━━━ Texto de origem ━━━

O procurador da República Luiz Roberto Bemvenuto encaminhou nesta quarta-feira (17) à 2ª Vara Federal Criminal de Porto Alegre denúncia contra uma quadrilha responsável por transfências fraudulentas de valores de contas bancárias de clientes de várias instituições financeiras, inclusive privadas, desbaratada durante a Operação Ponto Com, em novembro do ano passado. A quadrilha utilizava-se da rede mundial de computadores, via hackers, para realizar tais transferências. Em outro requerimento enviado à Justiça, o procurador postulou a manutenção da prisão preventiva de 12 quadrilheiros.
No total, foram denunciadas 38 pessoas, sendo 18 por formação de quadrilha e várias destas também por estelionato, alguns na forma qualificada pelo parágrafo terceiro do artigo 171 (crime contra instituto de economia popular - Caixa Econômica Federal). Os demais foram denunciados pelos delitos de estelionato, parte deles na forma qualificada, conforme já explicado.
De acordo com Luiz Roberto Bemvenuto, "os quadrilheiros obtinham, via e-mails, spams e programas espiões, dados de correntistas, ou ingressavam nos programas dos aludidos titulares de contas. Após, de posse dos números de contas, agências e senhas, transferiam valores das vítimas, tanto bancos, quanto correntistas, para as contas de "laranjas" em outras instituições financeiras (tais "laranjas" eram vinculados e aliciados pela quadrilha). Ao final, o lucro da atividade criminosa era repassado à quadrilha".

━━━

## [Enunciado]
Segundo a notícia sobre a Operação Ponto Com, quantas pessoas foram denunciadas no total? Baseie-se somente na notícia sobre a Operação Ponto Com.

━━━ Amostra de dados ━━━

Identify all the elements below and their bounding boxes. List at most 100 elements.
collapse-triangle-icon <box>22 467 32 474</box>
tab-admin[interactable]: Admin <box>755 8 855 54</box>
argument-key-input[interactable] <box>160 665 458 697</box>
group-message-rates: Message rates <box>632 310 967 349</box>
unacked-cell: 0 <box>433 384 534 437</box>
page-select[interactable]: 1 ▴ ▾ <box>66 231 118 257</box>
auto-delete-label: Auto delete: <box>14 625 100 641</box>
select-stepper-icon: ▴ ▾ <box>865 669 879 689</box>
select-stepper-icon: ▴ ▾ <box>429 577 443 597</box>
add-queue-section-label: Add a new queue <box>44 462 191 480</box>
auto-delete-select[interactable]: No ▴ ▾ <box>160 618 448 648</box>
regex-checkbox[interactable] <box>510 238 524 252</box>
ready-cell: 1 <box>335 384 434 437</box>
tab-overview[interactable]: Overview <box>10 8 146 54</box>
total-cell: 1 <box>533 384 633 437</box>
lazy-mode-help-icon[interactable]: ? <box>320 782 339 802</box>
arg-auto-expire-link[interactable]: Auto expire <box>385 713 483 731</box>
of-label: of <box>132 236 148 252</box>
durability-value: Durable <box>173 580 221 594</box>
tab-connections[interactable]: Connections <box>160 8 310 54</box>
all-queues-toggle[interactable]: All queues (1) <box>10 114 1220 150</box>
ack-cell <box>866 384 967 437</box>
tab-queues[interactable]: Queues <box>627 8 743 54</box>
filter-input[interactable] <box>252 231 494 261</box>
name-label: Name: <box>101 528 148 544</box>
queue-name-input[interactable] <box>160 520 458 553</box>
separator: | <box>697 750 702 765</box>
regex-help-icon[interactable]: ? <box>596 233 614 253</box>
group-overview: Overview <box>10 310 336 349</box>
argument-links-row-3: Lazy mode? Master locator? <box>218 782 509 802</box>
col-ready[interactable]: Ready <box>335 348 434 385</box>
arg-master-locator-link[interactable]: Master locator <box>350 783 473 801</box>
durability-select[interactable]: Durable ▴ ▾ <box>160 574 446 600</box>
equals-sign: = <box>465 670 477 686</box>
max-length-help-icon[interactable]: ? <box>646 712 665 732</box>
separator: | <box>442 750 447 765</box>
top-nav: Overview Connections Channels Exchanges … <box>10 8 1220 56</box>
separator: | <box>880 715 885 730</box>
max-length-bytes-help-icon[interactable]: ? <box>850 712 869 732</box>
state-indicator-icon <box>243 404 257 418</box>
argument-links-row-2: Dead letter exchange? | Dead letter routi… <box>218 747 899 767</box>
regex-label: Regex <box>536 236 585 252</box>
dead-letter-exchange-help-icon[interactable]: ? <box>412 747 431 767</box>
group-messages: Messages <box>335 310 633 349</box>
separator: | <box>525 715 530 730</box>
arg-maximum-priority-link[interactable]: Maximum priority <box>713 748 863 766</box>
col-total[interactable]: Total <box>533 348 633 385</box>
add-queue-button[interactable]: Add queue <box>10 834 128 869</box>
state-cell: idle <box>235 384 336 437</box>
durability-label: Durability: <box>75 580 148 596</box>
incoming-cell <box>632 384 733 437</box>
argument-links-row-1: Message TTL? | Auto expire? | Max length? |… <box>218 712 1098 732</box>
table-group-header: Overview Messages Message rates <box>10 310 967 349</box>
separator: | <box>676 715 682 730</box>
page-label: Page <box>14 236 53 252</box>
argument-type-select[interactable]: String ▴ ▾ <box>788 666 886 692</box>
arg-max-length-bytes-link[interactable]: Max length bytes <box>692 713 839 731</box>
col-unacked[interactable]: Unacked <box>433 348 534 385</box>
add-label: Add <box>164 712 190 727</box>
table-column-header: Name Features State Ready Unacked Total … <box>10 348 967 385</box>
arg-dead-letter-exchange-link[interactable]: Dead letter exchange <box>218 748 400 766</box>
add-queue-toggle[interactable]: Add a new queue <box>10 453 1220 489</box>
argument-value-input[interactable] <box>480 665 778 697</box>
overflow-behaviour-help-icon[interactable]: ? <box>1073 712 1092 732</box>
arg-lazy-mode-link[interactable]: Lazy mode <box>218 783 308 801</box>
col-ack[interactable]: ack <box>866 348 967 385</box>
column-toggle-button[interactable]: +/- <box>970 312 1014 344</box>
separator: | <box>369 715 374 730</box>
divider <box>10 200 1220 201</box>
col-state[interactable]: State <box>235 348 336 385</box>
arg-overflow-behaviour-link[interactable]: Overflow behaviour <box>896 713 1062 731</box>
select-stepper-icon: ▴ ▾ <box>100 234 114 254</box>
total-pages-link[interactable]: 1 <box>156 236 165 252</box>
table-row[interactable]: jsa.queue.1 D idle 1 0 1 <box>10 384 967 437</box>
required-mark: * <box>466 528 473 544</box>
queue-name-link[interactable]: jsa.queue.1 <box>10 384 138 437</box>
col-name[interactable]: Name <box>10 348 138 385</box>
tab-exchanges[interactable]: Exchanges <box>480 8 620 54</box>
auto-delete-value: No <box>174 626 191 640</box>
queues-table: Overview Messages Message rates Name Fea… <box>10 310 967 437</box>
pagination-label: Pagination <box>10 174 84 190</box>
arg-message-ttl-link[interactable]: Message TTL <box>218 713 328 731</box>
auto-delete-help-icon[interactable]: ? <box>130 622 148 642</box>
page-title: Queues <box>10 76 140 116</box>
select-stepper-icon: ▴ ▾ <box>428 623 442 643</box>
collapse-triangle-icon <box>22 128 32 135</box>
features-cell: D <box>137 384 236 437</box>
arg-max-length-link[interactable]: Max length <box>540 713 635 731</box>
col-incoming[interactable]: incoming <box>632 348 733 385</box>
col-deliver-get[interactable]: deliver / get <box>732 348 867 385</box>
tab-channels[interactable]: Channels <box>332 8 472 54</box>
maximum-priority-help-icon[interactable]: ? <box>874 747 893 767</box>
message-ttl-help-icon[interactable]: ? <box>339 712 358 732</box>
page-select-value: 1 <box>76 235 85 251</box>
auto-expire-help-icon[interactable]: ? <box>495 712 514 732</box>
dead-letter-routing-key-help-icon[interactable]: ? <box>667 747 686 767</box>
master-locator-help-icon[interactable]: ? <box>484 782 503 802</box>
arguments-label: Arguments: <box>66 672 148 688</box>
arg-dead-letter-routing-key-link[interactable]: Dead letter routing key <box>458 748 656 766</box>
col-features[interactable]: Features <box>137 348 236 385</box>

━━━

## [Exercício resolvido]
38 pessoas.